# EXTRACTED DATA
^^^^^^^^

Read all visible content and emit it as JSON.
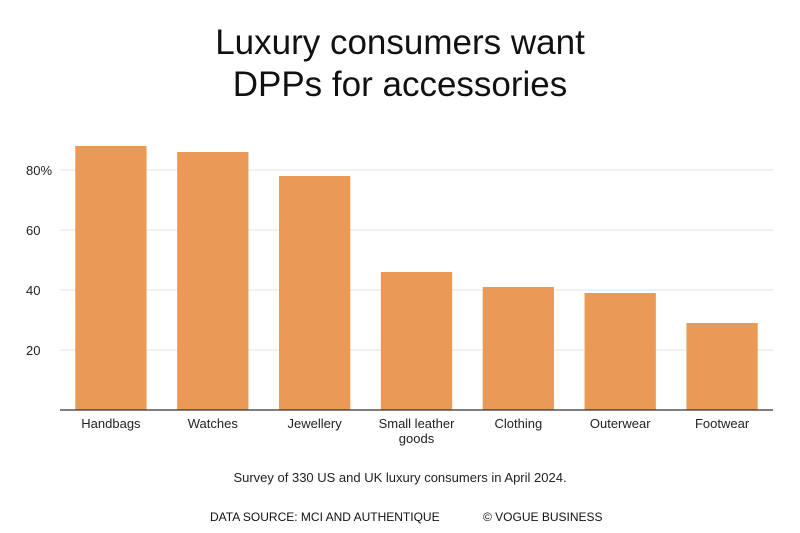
{
  "chart_data": {
    "type": "bar",
    "title_lines": [
      "Luxury consumers want",
      "DPPs for accessories"
    ],
    "categories": [
      "Handbags",
      "Watches",
      "Jewellery",
      "Small leather goods",
      "Clothing",
      "Outerwear",
      "Footwear"
    ],
    "category_label_lines": [
      [
        "Handbags"
      ],
      [
        "Watches"
      ],
      [
        "Jewellery"
      ],
      [
        "Small leather",
        "goods"
      ],
      [
        "Clothing"
      ],
      [
        "Outerwear"
      ],
      [
        "Footwear"
      ]
    ],
    "values": [
      88,
      86,
      78,
      46,
      41,
      39,
      29
    ],
    "ylim": [
      0,
      90
    ],
    "yticks": [
      20,
      40,
      60,
      80
    ],
    "ytick_labels": [
      "20",
      "40",
      "60",
      "80%"
    ],
    "grid": true,
    "bar_color": "#eb9a55",
    "gridline_color": "#e6e6e6",
    "axis_color": "#333333"
  },
  "subtitle": "Survey of 330 US and UK luxury consumers in April 2024.",
  "footer": {
    "source": "DATA SOURCE: MCI AND AUTHENTIQUE",
    "credit": "© VOGUE BUSINESS"
  }
}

^^^^^^^^

# YOUR GOAL
Where a line above contains the string "consumers", copy that line.

# CORRECT OUTPUT
      "Luxury consumers want",
  "subtitle": "Survey of 330 US and UK luxury consumers in April 2024.",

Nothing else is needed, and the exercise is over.